#### YOUR TASK
Write out every entry word for word.

#### EXCERPTED RECORDS
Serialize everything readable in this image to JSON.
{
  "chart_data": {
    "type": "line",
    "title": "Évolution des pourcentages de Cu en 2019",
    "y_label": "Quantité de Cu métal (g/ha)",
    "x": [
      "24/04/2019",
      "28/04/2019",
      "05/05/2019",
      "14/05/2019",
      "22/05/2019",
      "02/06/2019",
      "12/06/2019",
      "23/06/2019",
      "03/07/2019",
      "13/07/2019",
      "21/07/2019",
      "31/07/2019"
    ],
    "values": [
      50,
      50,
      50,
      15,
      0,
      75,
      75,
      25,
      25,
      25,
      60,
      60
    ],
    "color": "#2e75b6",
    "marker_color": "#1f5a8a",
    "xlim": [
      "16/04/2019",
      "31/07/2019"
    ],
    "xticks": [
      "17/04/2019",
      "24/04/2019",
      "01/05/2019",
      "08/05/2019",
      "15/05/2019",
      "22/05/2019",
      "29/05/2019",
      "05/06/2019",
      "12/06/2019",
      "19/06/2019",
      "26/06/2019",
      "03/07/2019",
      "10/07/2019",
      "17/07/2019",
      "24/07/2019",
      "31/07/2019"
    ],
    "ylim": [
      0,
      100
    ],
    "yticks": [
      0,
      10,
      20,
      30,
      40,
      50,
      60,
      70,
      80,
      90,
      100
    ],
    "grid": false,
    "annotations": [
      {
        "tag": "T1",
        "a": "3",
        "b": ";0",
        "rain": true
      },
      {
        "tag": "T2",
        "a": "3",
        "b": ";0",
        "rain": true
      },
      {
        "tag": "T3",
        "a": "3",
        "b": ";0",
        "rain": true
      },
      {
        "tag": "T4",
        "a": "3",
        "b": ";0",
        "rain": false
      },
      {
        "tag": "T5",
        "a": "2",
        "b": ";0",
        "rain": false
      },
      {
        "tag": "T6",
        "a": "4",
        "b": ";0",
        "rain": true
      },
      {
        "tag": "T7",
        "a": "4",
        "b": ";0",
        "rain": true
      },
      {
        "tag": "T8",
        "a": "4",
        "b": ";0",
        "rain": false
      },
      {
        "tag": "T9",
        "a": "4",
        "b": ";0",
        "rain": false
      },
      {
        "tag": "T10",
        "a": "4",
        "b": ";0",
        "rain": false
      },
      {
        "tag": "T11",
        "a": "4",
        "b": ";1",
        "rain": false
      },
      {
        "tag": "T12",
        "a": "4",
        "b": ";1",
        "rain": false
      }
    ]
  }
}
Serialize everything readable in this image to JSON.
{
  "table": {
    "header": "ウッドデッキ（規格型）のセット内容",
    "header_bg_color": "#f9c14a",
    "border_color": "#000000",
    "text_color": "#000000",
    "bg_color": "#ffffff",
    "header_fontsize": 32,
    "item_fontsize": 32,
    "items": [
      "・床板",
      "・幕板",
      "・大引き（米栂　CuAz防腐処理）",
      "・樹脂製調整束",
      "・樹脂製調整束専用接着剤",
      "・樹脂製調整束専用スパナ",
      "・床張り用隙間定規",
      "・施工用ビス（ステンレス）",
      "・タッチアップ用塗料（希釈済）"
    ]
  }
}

#### TASK SOLUTION
Serialize everything readable in this image to JSON.
{
  "chart_data": {
    "type": "line",
    "title": "Évolution des pourcentages de Cu en 2019",
    "y_label": "Quantité de Cu métal (g/ha)",
    "x": [
      "24/04/2019",
      "28/04/2019",
      "05/05/2019",
      "14/05/2019",
      "22/05/2019",
      "02/06/2019",
      "12/06/2019",
      "23/06/2019",
      "03/07/2019",
      "13/07/2019",
      "21/07/2019",
      "31/07/2019"
    ],
    "values": [
      50,
      50,
      50,
      15,
      0,
      75,
      75,
      25,
      25,
      25,
      60,
      60
    ],
    "color": "#2e75b6",
    "marker_color": "#1f5a8a",
    "xlim": [
      "16/04/2019",
      "31/07/2019"
    ],
    "xticks": [
      "17/04/2019",
      "24/04/2019",
      "01/05/2019",
      "08/05/2019",
      "15/05/2019",
      "22/05/2019",
      "29/05/2019",
      "05/06/2019",
      "12/06/2019",
      "19/06/2019",
      "26/06/2019",
      "03/07/2019",
      "10/07/2019",
      "17/07/2019",
      "24/07/2019",
      "31/07/2019"
    ],
    "ylim": [
      0,
      100
    ],
    "yticks": [
      0,
      10,
      20,
      30,
      40,
      50,
      60,
      70,
      80,
      90,
      100
    ],
    "grid": false,
    "annotations": [
      {
        "tag": "T1",
        "a": "3",
        "b": ";0",
        "rain": true
      },
      {
        "tag": "T2",
        "a": "3",
        "b": ";0",
        "rain": true
      },
      {
        "tag": "T3",
        "a": "3",
        "b": ";0",
        "rain": true
      },
      {
        "tag": "T4",
        "a": "3",
        "b": ";0",
        "rain": false
      },
      {
        "tag": "T5",
        "a": "2",
        "b": ";0",
        "rain": false
      },
      {
        "tag": "T6",
        "a": "4",
        "b": ";0",
        "rain": true
      },
      {
        "tag": "T7",
        "a": "4",
        "b": ";0",
        "rain": true
      },
      {
        "tag": "T8",
        "a": "4",
        "b": ";0",
        "rain": false
      },
      {
        "tag": "T9",
        "a": "4",
        "b": ";0",
        "rain": false
      },
      {
        "tag": "T10",
        "a": "4",
        "b": ";0",
        "rain": false
      },
      {
        "tag": "T11",
        "a": "4",
        "b": ";1",
        "rain": false
      },
      {
        "tag": "T12",
        "a": "4",
        "b": ";1",
        "rain": false
      }
    ]
  }
}
Serialize everything readable in this image to JSON.
{
  "table": {
    "header": "ウッドデッキ（規格型）のセット内容",
    "header_bg_color": "#f9c14a",
    "border_color": "#000000",
    "text_color": "#000000",
    "bg_color": "#ffffff",
    "header_fontsize": 32,
    "item_fontsize": 32,
    "items": [
      "・床板",
      "・幕板",
      "・大引き（米栂　CuAz防腐処理）",
      "・樹脂製調整束",
      "・樹脂製調整束専用接着剤",
      "・樹脂製調整束専用スパナ",
      "・床張り用隙間定規",
      "・施工用ビス（ステンレス）",
      "・タッチアップ用塗料（希釈済）"
    ]
  }
}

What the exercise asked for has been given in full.